TASK 1
In the rules on the draw, which color's Threshold is used when a character is trying to remember something?

The Draw

The Parts of a Draw

Every draw has three parts that go into it:

  • Number of Motes to be Drawn, that is, the Threshold of the appropriate color
  • Any modifiers which increase or decrease the number of motes drawn
  • The Power generated by any relevant Traits, or Motes derived from Traits

The basic draw starts with the Threshold (TH), the number of motes a character has in the appropriate color. If he's searching for something, then the color is green, but if he's trying to remember something, then it's cyan. If the character has no other appropriate Traits, that is, he's trying something totally new to him, or that he's just average at, then this is a default draw, depending purely on his native talent at those sorts of actions.

Next, there are modifiers. Tags, Invokes, Luck, bonuses given for exceptional role playing, penalties for very obscure skills - any of these could apply to the draw. Tagging is using Aspects that come from some other source besides your character, while Invokes use your character's own Aspects. Luck is what lets you break rules and stand center stage, and the rest are pretty self-explanatory. Most of these modifiers are described in the section on complicated draws.

EXTRACTED ENTRIES
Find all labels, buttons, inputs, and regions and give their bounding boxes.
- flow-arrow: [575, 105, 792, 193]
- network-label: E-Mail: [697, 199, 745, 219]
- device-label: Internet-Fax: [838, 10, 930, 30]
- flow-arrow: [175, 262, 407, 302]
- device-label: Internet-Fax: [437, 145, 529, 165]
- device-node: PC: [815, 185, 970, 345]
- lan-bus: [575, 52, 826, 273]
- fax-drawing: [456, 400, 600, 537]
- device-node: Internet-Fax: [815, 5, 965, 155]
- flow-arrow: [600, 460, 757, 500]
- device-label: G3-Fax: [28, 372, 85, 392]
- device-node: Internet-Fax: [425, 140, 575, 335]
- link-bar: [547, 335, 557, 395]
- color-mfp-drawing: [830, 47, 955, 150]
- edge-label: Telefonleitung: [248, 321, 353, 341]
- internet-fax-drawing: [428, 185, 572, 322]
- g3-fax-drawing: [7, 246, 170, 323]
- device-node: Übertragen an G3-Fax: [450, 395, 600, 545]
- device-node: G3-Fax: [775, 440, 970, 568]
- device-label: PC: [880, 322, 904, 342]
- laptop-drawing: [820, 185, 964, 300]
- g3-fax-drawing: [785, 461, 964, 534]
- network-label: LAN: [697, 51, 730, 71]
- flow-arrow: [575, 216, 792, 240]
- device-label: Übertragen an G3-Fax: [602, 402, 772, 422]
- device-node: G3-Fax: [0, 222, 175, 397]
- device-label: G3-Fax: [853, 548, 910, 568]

TASK 2
Render everything in the rows from their first line down to the line containing "- device-label: Internet-Fax: [437, 145, 529, 165]" as a JSON list of strings, one string per line, with blank lines omitted.

CORRECT ANSWER 1
Cyan.

CORRECT ANSWER 2
[
  "Find all labels, buttons, inputs, and regions and give their bounding boxes.",
  "- flow-arrow: [575, 105, 792, 193]",
  "- network-label: E-Mail: [697, 199, 745, 219]",
  "- device-label: Internet-Fax: [838, 10, 930, 30]",
  "- flow-arrow: [175, 262, 407, 302]",
  "- device-label: Internet-Fax: [437, 145, 529, 165]"
]